Description of the task = Every record should be copied exactly, except that pictures are to be omitted.

— START Input material —

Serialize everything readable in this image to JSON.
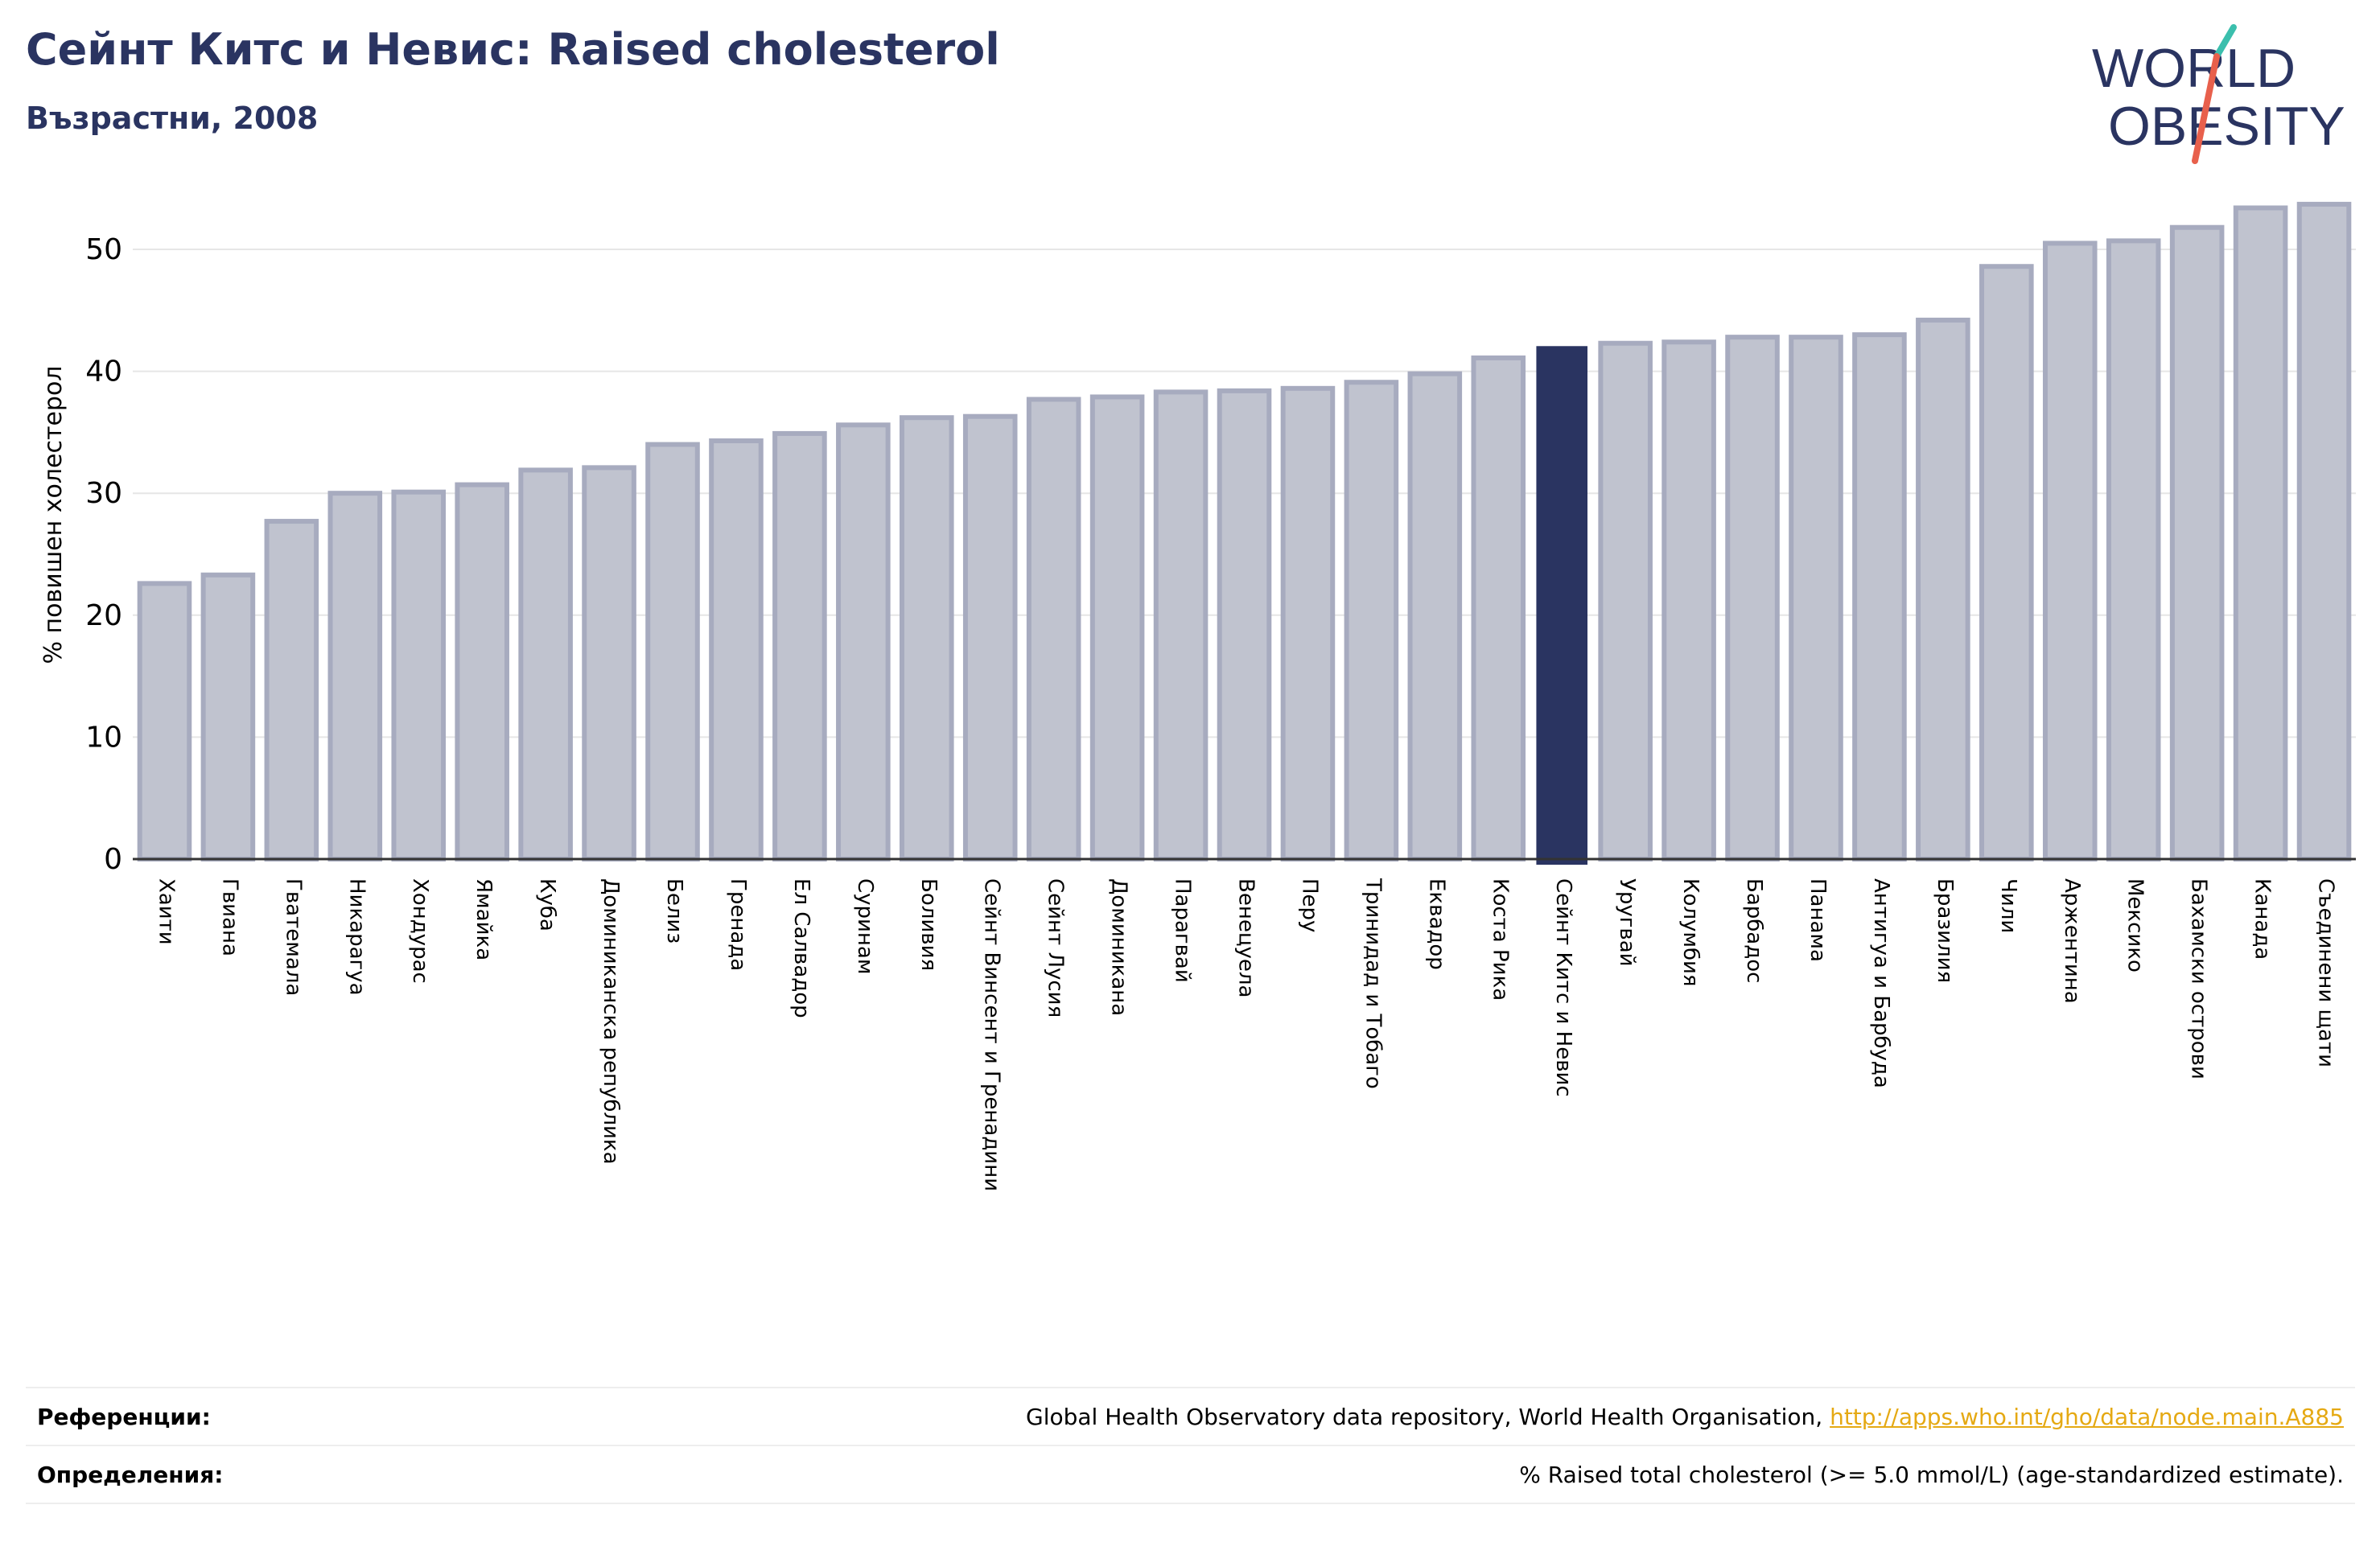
{
  "header": {
    "title": "Сейнт Китс и Невис: Raised cholesterol",
    "subtitle": "Възрастни, 2008"
  },
  "logo": {
    "line1": "WORLD",
    "line2": "OBESITY",
    "icon": "world-obesity-logo",
    "colors": {
      "text": "#2a3461",
      "slash_top": "#3bbfad",
      "slash_bottom": "#e8604c"
    }
  },
  "colors": {
    "bar": "#c0c3cf",
    "bar_border": "#a7abbf",
    "highlight": "#2a3461",
    "grid": "#e6e6e6",
    "axis": "#333333"
  },
  "chart_data": {
    "type": "bar",
    "title": "Сейнт Китс и Невис: Raised cholesterol",
    "subtitle": "Възрастни, 2008",
    "ylabel": "% повишен холестерол",
    "xlabel": "",
    "ylim": [
      0,
      55
    ],
    "yticks": [
      0,
      10,
      20,
      30,
      40,
      50
    ],
    "grid": true,
    "highlight": "Сейнт Китс и Невис",
    "categories": [
      "Хаити",
      "Гвиана",
      "Гватемала",
      "Никарагуа",
      "Хондурас",
      "Ямайка",
      "Куба",
      "Доминиканска република",
      "Белиз",
      "Гренада",
      "Ел Салвадор",
      "Суринам",
      "Боливия",
      "Сейнт Винсент и Гренадини",
      "Сейнт Лусия",
      "Доминикана",
      "Парагвай",
      "Венецуела",
      "Перу",
      "Тринидад и Тобаго",
      "Еквадор",
      "Коста Рика",
      "Сейнт Китс и Невис",
      "Уругвай",
      "Колумбия",
      "Барбадос",
      "Панама",
      "Антигуа и Барбуда",
      "Бразилия",
      "Чили",
      "Аржентина",
      "Мексико",
      "Бахамски острови",
      "Канада",
      "Съединени щати"
    ],
    "values": [
      22.6,
      23.3,
      27.7,
      30.0,
      30.1,
      30.7,
      31.9,
      32.1,
      34.0,
      34.3,
      34.9,
      35.6,
      36.2,
      36.3,
      37.7,
      37.9,
      38.3,
      38.4,
      38.6,
      39.1,
      39.8,
      41.1,
      42.0,
      42.3,
      42.4,
      42.8,
      42.8,
      43.0,
      44.2,
      48.6,
      50.5,
      50.7,
      51.8,
      53.4,
      53.7
    ]
  },
  "footer": {
    "references_label": "Референции:",
    "references_text": "Global Health Observatory data repository, World Health Organisation, ",
    "references_link": "http://apps.who.int/gho/data/node.main.A885",
    "definitions_label": "Определения:",
    "definitions_text": "% Raised total cholesterol (>= 5.0 mmol/L) (age-standardized estimate)."
  }
}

— END Input material —

Answer =
Serialize everything readable in this image to JSON.
{
  "header": {
    "title": "Сейнт Китс и Невис: Raised cholesterol",
    "subtitle": "Възрастни, 2008"
  },
  "logo": {
    "line1": "WORLD",
    "line2": "OBESITY",
    "icon": "world-obesity-logo",
    "colors": {
      "text": "#2a3461",
      "slash_top": "#3bbfad",
      "slash_bottom": "#e8604c"
    }
  },
  "colors": {
    "bar": "#c0c3cf",
    "bar_border": "#a7abbf",
    "highlight": "#2a3461",
    "grid": "#e6e6e6",
    "axis": "#333333"
  },
  "chart_data": {
    "type": "bar",
    "title": "Сейнт Китс и Невис: Raised cholesterol",
    "subtitle": "Възрастни, 2008",
    "ylabel": "% повишен холестерол",
    "xlabel": "",
    "ylim": [
      0,
      55
    ],
    "yticks": [
      0,
      10,
      20,
      30,
      40,
      50
    ],
    "grid": true,
    "highlight": "Сейнт Китс и Невис",
    "categories": [
      "Хаити",
      "Гвиана",
      "Гватемала",
      "Никарагуа",
      "Хондурас",
      "Ямайка",
      "Куба",
      "Доминиканска република",
      "Белиз",
      "Гренада",
      "Ел Салвадор",
      "Суринам",
      "Боливия",
      "Сейнт Винсент и Гренадини",
      "Сейнт Лусия",
      "Доминикана",
      "Парагвай",
      "Венецуела",
      "Перу",
      "Тринидад и Тобаго",
      "Еквадор",
      "Коста Рика",
      "Сейнт Китс и Невис",
      "Уругвай",
      "Колумбия",
      "Барбадос",
      "Панама",
      "Антигуа и Барбуда",
      "Бразилия",
      "Чили",
      "Аржентина",
      "Мексико",
      "Бахамски острови",
      "Канада",
      "Съединени щати"
    ],
    "values": [
      22.6,
      23.3,
      27.7,
      30.0,
      30.1,
      30.7,
      31.9,
      32.1,
      34.0,
      34.3,
      34.9,
      35.6,
      36.2,
      36.3,
      37.7,
      37.9,
      38.3,
      38.4,
      38.6,
      39.1,
      39.8,
      41.1,
      42.0,
      42.3,
      42.4,
      42.8,
      42.8,
      43.0,
      44.2,
      48.6,
      50.5,
      50.7,
      51.8,
      53.4,
      53.7
    ]
  },
  "footer": {
    "references_label": "Референции:",
    "references_text": "Global Health Observatory data repository, World Health Organisation, ",
    "references_link": "http://apps.who.int/gho/data/node.main.A885",
    "definitions_label": "Определения:",
    "definitions_text": "% Raised total cholesterol (>= 5.0 mmol/L) (age-standardized estimate)."
  }
}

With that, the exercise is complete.